═════ Given records ═════

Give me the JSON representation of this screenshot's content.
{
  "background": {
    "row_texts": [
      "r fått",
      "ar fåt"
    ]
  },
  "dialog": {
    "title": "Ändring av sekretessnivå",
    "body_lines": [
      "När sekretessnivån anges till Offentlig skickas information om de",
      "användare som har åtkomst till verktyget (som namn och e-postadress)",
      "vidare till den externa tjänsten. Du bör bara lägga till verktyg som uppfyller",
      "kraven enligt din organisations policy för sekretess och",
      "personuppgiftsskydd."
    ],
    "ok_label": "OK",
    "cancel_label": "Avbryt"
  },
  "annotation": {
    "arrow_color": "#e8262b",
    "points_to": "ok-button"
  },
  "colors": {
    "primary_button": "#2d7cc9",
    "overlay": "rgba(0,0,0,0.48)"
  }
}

═════

• **Requirement**
Nothing in the listing may be changed; retype it all exactly.

• **Task result**
Give me the JSON representation of this screenshot's content.
{
  "background": {
    "row_texts": [
      "r fått",
      "ar fåt"
    ]
  },
  "dialog": {
    "title": "Ändring av sekretessnivå",
    "body_lines": [
      "När sekretessnivån anges till Offentlig skickas information om de",
      "användare som har åtkomst till verktyget (som namn och e-postadress)",
      "vidare till den externa tjänsten. Du bör bara lägga till verktyg som uppfyller",
      "kraven enligt din organisations policy för sekretess och",
      "personuppgiftsskydd."
    ],
    "ok_label": "OK",
    "cancel_label": "Avbryt"
  },
  "annotation": {
    "arrow_color": "#e8262b",
    "points_to": "ok-button"
  },
  "colors": {
    "primary_button": "#2d7cc9",
    "overlay": "rgba(0,0,0,0.48)"
  }
}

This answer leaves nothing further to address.